**Task directions:**
Return the full material exactly.

(Structured figure records)
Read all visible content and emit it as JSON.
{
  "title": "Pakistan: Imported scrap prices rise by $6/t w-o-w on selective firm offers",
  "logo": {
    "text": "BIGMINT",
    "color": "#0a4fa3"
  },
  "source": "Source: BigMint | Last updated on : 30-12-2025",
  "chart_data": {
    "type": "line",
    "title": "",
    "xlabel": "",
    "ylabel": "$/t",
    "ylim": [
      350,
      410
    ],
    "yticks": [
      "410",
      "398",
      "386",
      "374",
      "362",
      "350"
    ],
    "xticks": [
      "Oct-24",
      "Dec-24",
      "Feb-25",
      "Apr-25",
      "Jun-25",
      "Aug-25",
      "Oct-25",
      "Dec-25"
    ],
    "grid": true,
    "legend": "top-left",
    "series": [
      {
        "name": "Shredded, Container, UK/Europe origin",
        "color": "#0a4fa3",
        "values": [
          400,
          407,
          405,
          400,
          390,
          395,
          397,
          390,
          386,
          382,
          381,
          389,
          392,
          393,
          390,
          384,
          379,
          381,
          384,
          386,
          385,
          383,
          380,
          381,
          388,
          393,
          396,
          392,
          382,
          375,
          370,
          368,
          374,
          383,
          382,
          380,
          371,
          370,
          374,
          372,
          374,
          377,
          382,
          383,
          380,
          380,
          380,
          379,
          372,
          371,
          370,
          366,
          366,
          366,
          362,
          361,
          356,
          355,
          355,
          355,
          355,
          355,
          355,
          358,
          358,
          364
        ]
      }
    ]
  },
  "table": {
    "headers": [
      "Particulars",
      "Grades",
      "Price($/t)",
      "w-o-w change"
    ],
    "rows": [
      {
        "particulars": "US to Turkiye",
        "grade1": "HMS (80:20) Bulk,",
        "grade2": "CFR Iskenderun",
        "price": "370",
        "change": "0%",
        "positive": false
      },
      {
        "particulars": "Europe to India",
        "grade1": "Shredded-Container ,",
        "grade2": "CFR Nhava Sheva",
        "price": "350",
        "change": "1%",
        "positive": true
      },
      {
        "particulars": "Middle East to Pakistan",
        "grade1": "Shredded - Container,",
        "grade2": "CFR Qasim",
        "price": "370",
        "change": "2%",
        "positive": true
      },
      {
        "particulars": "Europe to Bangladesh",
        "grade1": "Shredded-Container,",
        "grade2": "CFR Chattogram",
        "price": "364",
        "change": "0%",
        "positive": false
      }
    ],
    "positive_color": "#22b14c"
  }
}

**Exercise answer:**
Read all visible content and emit it as JSON.
{
  "title": "Pakistan: Imported scrap prices rise by $6/t w-o-w on selective firm offers",
  "logo": {
    "text": "BIGMINT",
    "color": "#0a4fa3"
  },
  "source": "Source: BigMint | Last updated on : 30-12-2025",
  "chart_data": {
    "type": "line",
    "title": "",
    "xlabel": "",
    "ylabel": "$/t",
    "ylim": [
      350,
      410
    ],
    "yticks": [
      "410",
      "398",
      "386",
      "374",
      "362",
      "350"
    ],
    "xticks": [
      "Oct-24",
      "Dec-24",
      "Feb-25",
      "Apr-25",
      "Jun-25",
      "Aug-25",
      "Oct-25",
      "Dec-25"
    ],
    "grid": true,
    "legend": "top-left",
    "series": [
      {
        "name": "Shredded, Container, UK/Europe origin",
        "color": "#0a4fa3",
        "values": [
          400,
          407,
          405,
          400,
          390,
          395,
          397,
          390,
          386,
          382,
          381,
          389,
          392,
          393,
          390,
          384,
          379,
          381,
          384,
          386,
          385,
          383,
          380,
          381,
          388,
          393,
          396,
          392,
          382,
          375,
          370,
          368,
          374,
          383,
          382,
          380,
          371,
          370,
          374,
          372,
          374,
          377,
          382,
          383,
          380,
          380,
          380,
          379,
          372,
          371,
          370,
          366,
          366,
          366,
          362,
          361,
          356,
          355,
          355,
          355,
          355,
          355,
          355,
          358,
          358,
          364
        ]
      }
    ]
  },
  "table": {
    "headers": [
      "Particulars",
      "Grades",
      "Price($/t)",
      "w-o-w change"
    ],
    "rows": [
      {
        "particulars": "US to Turkiye",
        "grade1": "HMS (80:20) Bulk,",
        "grade2": "CFR Iskenderun",
        "price": "370",
        "change": "0%",
        "positive": false
      },
      {
        "particulars": "Europe to India",
        "grade1": "Shredded-Container ,",
        "grade2": "CFR Nhava Sheva",
        "price": "350",
        "change": "1%",
        "positive": true
      },
      {
        "particulars": "Middle East to Pakistan",
        "grade1": "Shredded - Container,",
        "grade2": "CFR Qasim",
        "price": "370",
        "change": "2%",
        "positive": true
      },
      {
        "particulars": "Europe to Bangladesh",
        "grade1": "Shredded-Container,",
        "grade2": "CFR Chattogram",
        "price": "364",
        "change": "0%",
        "positive": false
      }
    ],
    "positive_color": "#22b14c"
  }
}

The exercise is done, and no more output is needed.